## Begin Supplied information

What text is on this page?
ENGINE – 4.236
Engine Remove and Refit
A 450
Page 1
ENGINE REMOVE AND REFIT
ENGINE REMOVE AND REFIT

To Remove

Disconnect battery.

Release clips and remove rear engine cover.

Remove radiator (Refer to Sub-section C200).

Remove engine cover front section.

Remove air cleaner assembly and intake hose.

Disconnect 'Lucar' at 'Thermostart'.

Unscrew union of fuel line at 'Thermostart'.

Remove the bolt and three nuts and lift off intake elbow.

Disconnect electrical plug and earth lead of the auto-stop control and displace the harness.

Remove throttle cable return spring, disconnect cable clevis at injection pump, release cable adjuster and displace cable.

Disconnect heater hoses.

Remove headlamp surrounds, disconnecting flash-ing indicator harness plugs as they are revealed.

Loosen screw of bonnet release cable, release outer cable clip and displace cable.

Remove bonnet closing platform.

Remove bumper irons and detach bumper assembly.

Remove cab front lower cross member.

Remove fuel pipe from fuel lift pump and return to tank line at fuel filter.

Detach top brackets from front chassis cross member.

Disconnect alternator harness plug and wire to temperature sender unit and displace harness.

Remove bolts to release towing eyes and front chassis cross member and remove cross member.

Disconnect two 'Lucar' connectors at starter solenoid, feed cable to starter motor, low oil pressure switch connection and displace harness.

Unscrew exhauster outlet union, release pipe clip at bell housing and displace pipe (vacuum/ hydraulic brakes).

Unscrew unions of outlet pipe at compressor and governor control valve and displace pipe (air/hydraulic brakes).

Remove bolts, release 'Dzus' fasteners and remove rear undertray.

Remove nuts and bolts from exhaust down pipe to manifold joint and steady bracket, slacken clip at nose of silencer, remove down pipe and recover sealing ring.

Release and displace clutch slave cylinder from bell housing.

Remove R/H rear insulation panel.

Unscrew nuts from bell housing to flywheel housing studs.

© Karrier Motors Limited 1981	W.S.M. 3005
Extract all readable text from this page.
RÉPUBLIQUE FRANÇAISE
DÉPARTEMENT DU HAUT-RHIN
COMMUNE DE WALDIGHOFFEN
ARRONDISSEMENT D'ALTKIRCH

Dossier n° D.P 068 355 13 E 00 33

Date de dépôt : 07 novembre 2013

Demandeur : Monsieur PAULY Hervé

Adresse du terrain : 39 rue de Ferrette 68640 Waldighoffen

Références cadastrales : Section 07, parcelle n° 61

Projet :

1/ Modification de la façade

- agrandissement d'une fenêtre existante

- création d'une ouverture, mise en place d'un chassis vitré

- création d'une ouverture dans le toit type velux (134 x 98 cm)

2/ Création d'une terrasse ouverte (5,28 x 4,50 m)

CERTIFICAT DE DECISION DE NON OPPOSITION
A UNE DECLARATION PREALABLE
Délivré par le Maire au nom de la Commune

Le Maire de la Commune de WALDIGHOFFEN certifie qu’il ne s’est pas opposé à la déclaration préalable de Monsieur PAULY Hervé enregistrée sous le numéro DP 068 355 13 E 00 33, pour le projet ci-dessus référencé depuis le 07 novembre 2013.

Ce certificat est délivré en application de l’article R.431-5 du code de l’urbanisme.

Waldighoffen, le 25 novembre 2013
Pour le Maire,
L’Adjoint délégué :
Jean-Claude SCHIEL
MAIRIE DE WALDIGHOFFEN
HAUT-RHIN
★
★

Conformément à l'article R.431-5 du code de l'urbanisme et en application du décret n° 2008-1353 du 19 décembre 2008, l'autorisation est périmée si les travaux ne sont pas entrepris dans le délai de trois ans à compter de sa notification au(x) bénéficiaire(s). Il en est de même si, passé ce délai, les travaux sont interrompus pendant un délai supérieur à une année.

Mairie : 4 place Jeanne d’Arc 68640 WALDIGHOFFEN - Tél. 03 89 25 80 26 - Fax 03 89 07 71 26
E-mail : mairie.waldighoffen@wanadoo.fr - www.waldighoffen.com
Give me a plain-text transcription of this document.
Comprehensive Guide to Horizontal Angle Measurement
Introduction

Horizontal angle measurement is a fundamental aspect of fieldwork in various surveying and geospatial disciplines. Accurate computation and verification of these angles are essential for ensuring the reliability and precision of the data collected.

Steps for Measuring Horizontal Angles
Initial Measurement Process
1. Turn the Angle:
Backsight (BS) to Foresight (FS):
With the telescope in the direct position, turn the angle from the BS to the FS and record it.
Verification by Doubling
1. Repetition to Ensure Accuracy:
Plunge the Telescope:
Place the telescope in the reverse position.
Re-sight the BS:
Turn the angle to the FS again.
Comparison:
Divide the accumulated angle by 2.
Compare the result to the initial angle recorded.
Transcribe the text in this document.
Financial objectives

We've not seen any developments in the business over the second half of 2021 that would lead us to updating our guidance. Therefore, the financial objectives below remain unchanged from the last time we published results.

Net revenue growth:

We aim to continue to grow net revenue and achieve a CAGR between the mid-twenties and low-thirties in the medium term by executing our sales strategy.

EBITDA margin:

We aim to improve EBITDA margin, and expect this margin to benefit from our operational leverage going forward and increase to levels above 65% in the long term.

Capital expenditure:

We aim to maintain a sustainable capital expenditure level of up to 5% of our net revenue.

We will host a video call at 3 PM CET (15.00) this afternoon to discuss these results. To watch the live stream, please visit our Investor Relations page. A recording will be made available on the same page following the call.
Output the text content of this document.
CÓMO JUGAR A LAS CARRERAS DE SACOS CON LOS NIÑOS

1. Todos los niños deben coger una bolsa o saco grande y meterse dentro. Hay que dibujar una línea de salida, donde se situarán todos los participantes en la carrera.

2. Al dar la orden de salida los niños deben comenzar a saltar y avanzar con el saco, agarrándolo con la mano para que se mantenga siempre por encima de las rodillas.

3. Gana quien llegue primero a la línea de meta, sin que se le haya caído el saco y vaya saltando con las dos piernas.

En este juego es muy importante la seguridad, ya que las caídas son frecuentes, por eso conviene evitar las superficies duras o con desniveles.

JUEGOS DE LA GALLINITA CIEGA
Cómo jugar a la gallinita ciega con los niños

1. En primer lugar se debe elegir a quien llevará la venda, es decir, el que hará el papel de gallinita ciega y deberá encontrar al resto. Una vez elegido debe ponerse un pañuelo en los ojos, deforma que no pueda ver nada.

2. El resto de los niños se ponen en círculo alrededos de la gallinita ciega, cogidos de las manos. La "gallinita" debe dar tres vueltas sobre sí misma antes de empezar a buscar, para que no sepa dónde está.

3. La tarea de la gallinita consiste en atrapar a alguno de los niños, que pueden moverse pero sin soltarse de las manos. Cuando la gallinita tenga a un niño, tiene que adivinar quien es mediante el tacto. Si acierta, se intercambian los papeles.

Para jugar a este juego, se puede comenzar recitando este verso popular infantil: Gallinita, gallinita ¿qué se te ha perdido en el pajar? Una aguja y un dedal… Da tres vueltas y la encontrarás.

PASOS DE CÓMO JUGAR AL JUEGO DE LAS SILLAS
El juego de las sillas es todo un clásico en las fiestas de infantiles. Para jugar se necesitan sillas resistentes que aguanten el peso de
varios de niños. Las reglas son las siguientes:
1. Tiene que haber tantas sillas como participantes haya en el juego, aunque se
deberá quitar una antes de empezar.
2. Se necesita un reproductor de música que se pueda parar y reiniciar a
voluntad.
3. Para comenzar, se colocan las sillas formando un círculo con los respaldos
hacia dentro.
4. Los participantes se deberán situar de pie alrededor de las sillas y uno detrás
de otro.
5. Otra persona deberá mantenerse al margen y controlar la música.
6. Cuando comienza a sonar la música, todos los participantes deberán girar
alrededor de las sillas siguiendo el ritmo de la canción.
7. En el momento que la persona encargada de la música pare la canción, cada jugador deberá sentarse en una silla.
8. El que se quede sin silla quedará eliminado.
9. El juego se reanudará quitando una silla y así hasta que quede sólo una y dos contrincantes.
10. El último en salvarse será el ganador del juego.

## End Supplied information

■ **What the exercise asks**
Search the data for "vueltas". Copy every matching line.

■ **Response below**
2. El resto de los niños se ponen en círculo alrededos de la gallinita ciega, cogidos de las manos. La "gallinita" debe dar tres vueltas sobre sí misma antes de empezar a buscar, para que no sepa dónde está.
Para jugar a este juego, se puede comenzar recitando este verso popular infantil: Gallinita, gallinita ¿qué se te ha perdido en el pajar? Una aguja y un dedal… Da tres vueltas y la encontrarás.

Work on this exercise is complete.